Copy every record below exactly.
• • • •
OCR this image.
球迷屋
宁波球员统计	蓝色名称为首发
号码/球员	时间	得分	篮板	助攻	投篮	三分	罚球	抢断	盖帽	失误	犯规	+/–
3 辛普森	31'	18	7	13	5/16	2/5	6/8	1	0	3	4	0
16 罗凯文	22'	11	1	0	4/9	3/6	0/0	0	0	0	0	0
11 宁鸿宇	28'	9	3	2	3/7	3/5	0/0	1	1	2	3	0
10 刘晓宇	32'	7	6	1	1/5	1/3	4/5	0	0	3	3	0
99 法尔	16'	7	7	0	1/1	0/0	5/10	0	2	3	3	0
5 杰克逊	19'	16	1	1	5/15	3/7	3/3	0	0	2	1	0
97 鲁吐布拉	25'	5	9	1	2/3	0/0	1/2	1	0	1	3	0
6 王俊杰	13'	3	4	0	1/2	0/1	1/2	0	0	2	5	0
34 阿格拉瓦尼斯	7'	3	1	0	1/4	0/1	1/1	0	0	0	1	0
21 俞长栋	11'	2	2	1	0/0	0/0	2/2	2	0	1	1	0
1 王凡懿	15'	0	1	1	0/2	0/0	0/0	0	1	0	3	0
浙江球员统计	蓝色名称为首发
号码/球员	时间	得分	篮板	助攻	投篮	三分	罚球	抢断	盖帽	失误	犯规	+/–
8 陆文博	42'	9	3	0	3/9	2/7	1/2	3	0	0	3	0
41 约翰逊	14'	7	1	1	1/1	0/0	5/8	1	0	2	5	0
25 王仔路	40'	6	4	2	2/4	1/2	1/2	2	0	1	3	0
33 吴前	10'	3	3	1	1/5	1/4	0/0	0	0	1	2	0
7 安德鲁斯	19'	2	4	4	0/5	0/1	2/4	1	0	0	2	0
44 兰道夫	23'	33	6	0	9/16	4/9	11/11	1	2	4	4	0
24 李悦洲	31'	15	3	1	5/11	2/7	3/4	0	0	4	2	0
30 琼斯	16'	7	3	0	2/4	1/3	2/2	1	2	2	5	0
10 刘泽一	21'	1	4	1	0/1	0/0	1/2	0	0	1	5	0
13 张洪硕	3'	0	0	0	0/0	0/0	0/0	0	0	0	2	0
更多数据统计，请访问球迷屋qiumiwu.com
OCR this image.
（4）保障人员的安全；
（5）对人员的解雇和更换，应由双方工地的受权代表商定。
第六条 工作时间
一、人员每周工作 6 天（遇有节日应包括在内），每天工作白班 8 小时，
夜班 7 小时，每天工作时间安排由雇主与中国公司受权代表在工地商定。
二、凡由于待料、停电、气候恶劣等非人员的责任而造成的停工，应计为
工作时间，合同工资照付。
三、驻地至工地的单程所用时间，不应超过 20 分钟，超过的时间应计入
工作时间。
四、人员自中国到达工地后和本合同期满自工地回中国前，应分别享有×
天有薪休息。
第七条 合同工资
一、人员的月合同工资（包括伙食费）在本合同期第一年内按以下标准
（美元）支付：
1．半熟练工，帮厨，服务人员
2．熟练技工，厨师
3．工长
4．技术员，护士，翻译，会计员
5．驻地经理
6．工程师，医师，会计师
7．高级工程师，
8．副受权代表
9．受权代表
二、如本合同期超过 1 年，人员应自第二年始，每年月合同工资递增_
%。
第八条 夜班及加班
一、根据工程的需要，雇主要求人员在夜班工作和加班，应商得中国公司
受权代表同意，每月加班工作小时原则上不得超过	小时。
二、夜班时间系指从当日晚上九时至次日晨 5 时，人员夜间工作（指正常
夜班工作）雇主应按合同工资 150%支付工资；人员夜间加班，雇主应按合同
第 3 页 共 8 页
• • • •
■ Answer for this exercise:
OCR this image.
球迷屋
宁波球员统计	蓝色名称为首发
号码/球员	时间	得分	篮板	助攻	投篮	三分	罚球	抢断	盖帽	失误	犯规	+/–
3 辛普森	31'	18	7	13	5/16	2/5	6/8	1	0	3	4	0
16 罗凯文	22'	11	1	0	4/9	3/6	0/0	0	0	0	0	0
11 宁鸿宇	28'	9	3	2	3/7	3/5	0/0	1	1	2	3	0
10 刘晓宇	32'	7	6	1	1/5	1/3	4/5	0	0	3	3	0
99 法尔	16'	7	7	0	1/1	0/0	5/10	0	2	3	3	0
5 杰克逊	19'	16	1	1	5/15	3/7	3/3	0	0	2	1	0
97 鲁吐布拉	25'	5	9	1	2/3	0/0	1/2	1	0	1	3	0
6 王俊杰	13'	3	4	0	1/2	0/1	1/2	0	0	2	5	0
34 阿格拉瓦尼斯	7'	3	1	0	1/4	0/1	1/1	0	0	0	1	0
21 俞长栋	11'	2	2	1	0/0	0/0	2/2	2	0	1	1	0
1 王凡懿	15'	0	1	1	0/2	0/0	0/0	0	1	0	3	0
浙江球员统计	蓝色名称为首发
号码/球员	时间	得分	篮板	助攻	投篮	三分	罚球	抢断	盖帽	失误	犯规	+/–
8 陆文博	42'	9	3	0	3/9	2/7	1/2	3	0	0	3	0
41 约翰逊	14'	7	1	1	1/1	0/0	5/8	1	0	2	5	0
25 王仔路	40'	6	4	2	2/4	1/2	1/2	2	0	1	3	0
33 吴前	10'	3	3	1	1/5	1/4	0/0	0	0	1	2	0
7 安德鲁斯	19'	2	4	4	0/5	0/1	2/4	1	0	0	2	0
44 兰道夫	23'	33	6	0	9/16	4/9	11/11	1	2	4	4	0
24 李悦洲	31'	15	3	1	5/11	2/7	3/4	0	0	4	2	0
30 琼斯	16'	7	3	0	2/4	1/3	2/2	1	2	2	5	0
10 刘泽一	21'	1	4	1	0/1	0/0	1/2	0	0	1	5	0
13 张洪硕	3'	0	0	0	0/0	0/0	0/0	0	0	0	2	0
更多数据统计，请访问球迷屋qiumiwu.com
OCR this image.
（4）保障人员的安全；
（5）对人员的解雇和更换，应由双方工地的受权代表商定。
第六条 工作时间
一、人员每周工作 6 天（遇有节日应包括在内），每天工作白班 8 小时，
夜班 7 小时，每天工作时间安排由雇主与中国公司受权代表在工地商定。
二、凡由于待料、停电、气候恶劣等非人员的责任而造成的停工，应计为
工作时间，合同工资照付。
三、驻地至工地的单程所用时间，不应超过 20 分钟，超过的时间应计入
工作时间。
四、人员自中国到达工地后和本合同期满自工地回中国前，应分别享有×
天有薪休息。
第七条 合同工资
一、人员的月合同工资（包括伙食费）在本合同期第一年内按以下标准
（美元）支付：
1．半熟练工，帮厨，服务人员
2．熟练技工，厨师
3．工长
4．技术员，护士，翻译，会计员
5．驻地经理
6．工程师，医师，会计师
7．高级工程师，
8．副受权代表
9．受权代表
二、如本合同期超过 1 年，人员应自第二年始，每年月合同工资递增_
%。
第八条 夜班及加班
一、根据工程的需要，雇主要求人员在夜班工作和加班，应商得中国公司
受权代表同意，每月加班工作小时原则上不得超过	小时。
二、夜班时间系指从当日晚上九时至次日晨 5 时，人员夜间工作（指正常
夜班工作）雇主应按合同工资 150%支付工资；人员夜间加班，雇主应按合同
第 3 页 共 8 页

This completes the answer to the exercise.